> **DATA ROWS**
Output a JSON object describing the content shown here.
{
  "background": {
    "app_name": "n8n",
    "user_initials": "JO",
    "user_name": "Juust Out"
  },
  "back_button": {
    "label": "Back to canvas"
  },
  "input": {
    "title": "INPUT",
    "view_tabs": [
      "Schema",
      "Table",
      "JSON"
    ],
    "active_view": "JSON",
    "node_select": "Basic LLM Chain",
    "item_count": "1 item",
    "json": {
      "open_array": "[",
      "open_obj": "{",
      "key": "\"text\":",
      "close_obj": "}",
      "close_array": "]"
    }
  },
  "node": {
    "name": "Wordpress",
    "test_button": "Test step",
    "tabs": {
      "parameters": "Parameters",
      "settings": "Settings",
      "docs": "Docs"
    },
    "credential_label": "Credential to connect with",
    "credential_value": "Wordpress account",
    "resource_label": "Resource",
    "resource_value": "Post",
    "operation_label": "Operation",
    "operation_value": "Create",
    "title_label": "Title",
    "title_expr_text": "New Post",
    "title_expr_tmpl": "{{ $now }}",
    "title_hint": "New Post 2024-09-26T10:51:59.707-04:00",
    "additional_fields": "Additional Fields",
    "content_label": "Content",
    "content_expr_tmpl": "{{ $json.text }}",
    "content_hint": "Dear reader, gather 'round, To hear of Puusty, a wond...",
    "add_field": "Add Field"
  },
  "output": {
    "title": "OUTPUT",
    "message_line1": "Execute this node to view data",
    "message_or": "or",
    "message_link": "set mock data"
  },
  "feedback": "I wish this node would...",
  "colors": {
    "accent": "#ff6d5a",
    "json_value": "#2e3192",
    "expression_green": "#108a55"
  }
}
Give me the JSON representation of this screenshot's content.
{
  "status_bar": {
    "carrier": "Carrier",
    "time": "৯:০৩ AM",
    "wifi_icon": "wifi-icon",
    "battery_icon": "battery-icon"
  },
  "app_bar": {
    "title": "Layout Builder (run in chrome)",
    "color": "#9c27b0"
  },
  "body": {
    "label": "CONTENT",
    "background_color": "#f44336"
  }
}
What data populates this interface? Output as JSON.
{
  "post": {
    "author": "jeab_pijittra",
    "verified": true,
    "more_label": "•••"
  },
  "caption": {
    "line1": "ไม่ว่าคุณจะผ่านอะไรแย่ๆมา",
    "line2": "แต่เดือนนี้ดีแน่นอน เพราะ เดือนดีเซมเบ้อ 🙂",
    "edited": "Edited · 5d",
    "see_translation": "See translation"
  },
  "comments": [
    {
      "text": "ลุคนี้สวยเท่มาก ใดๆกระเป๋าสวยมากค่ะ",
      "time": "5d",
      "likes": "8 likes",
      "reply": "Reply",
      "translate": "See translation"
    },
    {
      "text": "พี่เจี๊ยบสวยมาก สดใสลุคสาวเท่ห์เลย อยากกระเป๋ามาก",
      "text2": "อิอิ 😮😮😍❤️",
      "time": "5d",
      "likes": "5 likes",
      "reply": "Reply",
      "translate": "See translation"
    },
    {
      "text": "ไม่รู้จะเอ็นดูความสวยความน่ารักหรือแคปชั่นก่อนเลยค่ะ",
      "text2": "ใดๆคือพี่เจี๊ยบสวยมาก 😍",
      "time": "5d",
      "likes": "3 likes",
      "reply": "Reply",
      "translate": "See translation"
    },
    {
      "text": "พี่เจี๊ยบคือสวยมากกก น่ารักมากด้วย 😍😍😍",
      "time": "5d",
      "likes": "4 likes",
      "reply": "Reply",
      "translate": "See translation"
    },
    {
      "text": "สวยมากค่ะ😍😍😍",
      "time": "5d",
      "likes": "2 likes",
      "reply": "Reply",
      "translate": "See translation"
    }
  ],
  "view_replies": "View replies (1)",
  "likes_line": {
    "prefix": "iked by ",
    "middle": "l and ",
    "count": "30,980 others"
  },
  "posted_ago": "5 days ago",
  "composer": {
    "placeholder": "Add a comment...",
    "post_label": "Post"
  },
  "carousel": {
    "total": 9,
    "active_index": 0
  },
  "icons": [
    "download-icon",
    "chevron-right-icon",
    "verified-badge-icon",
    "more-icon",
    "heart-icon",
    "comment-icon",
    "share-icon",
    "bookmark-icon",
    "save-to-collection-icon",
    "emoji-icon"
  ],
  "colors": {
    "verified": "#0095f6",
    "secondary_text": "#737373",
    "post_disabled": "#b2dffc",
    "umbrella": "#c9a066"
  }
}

> **TASK STATEMENT**
Repeat all of the records above exactly as they appear.

> **ANSWER TO THIS EXERCISE**
Output a JSON object describing the content shown here.
{
  "background": {
    "app_name": "n8n",
    "user_initials": "JO",
    "user_name": "Juust Out"
  },
  "back_button": {
    "label": "Back to canvas"
  },
  "input": {
    "title": "INPUT",
    "view_tabs": [
      "Schema",
      "Table",
      "JSON"
    ],
    "active_view": "JSON",
    "node_select": "Basic LLM Chain",
    "item_count": "1 item",
    "json": {
      "open_array": "[",
      "open_obj": "{",
      "key": "\"text\":",
      "close_obj": "}",
      "close_array": "]"
    }
  },
  "node": {
    "name": "Wordpress",
    "test_button": "Test step",
    "tabs": {
      "parameters": "Parameters",
      "settings": "Settings",
      "docs": "Docs"
    },
    "credential_label": "Credential to connect with",
    "credential_value": "Wordpress account",
    "resource_label": "Resource",
    "resource_value": "Post",
    "operation_label": "Operation",
    "operation_value": "Create",
    "title_label": "Title",
    "title_expr_text": "New Post",
    "title_expr_tmpl": "{{ $now }}",
    "title_hint": "New Post 2024-09-26T10:51:59.707-04:00",
    "additional_fields": "Additional Fields",
    "content_label": "Content",
    "content_expr_tmpl": "{{ $json.text }}",
    "content_hint": "Dear reader, gather 'round, To hear of Puusty, a wond...",
    "add_field": "Add Field"
  },
  "output": {
    "title": "OUTPUT",
    "message_line1": "Execute this node to view data",
    "message_or": "or",
    "message_link": "set mock data"
  },
  "feedback": "I wish this node would...",
  "colors": {
    "accent": "#ff6d5a",
    "json_value": "#2e3192",
    "expression_green": "#108a55"
  }
}
Give me the JSON representation of this screenshot's content.
{
  "status_bar": {
    "carrier": "Carrier",
    "time": "৯:০৩ AM",
    "wifi_icon": "wifi-icon",
    "battery_icon": "battery-icon"
  },
  "app_bar": {
    "title": "Layout Builder (run in chrome)",
    "color": "#9c27b0"
  },
  "body": {
    "label": "CONTENT",
    "background_color": "#f44336"
  }
}
What data populates this interface? Output as JSON.
{
  "post": {
    "author": "jeab_pijittra",
    "verified": true,
    "more_label": "•••"
  },
  "caption": {
    "line1": "ไม่ว่าคุณจะผ่านอะไรแย่ๆมา",
    "line2": "แต่เดือนนี้ดีแน่นอน เพราะ เดือนดีเซมเบ้อ 🙂",
    "edited": "Edited · 5d",
    "see_translation": "See translation"
  },
  "comments": [
    {
      "text": "ลุคนี้สวยเท่มาก ใดๆกระเป๋าสวยมากค่ะ",
      "time": "5d",
      "likes": "8 likes",
      "reply": "Reply",
      "translate": "See translation"
    },
    {
      "text": "พี่เจี๊ยบสวยมาก สดใสลุคสาวเท่ห์เลย อยากกระเป๋ามาก",
      "text2": "อิอิ 😮😮😍❤️",
      "time": "5d",
      "likes": "5 likes",
      "reply": "Reply",
      "translate": "See translation"
    },
    {
      "text": "ไม่รู้จะเอ็นดูความสวยความน่ารักหรือแคปชั่นก่อนเลยค่ะ",
      "text2": "ใดๆคือพี่เจี๊ยบสวยมาก 😍",
      "time": "5d",
      "likes": "3 likes",
      "reply": "Reply",
      "translate": "See translation"
    },
    {
      "text": "พี่เจี๊ยบคือสวยมากกก น่ารักมากด้วย 😍😍😍",
      "time": "5d",
      "likes": "4 likes",
      "reply": "Reply",
      "translate": "See translation"
    },
    {
      "text": "สวยมากค่ะ😍😍😍",
      "time": "5d",
      "likes": "2 likes",
      "reply": "Reply",
      "translate": "See translation"
    }
  ],
  "view_replies": "View replies (1)",
  "likes_line": {
    "prefix": "iked by ",
    "middle": "l and ",
    "count": "30,980 others"
  },
  "posted_ago": "5 days ago",
  "composer": {
    "placeholder": "Add a comment...",
    "post_label": "Post"
  },
  "carousel": {
    "total": 9,
    "active_index": 0
  },
  "icons": [
    "download-icon",
    "chevron-right-icon",
    "verified-badge-icon",
    "more-icon",
    "heart-icon",
    "comment-icon",
    "share-icon",
    "bookmark-icon",
    "save-to-collection-icon",
    "emoji-icon"
  ],
  "colors": {
    "verified": "#0095f6",
    "secondary_text": "#737373",
    "post_disabled": "#b2dffc",
    "umbrella": "#c9a066"
  }
}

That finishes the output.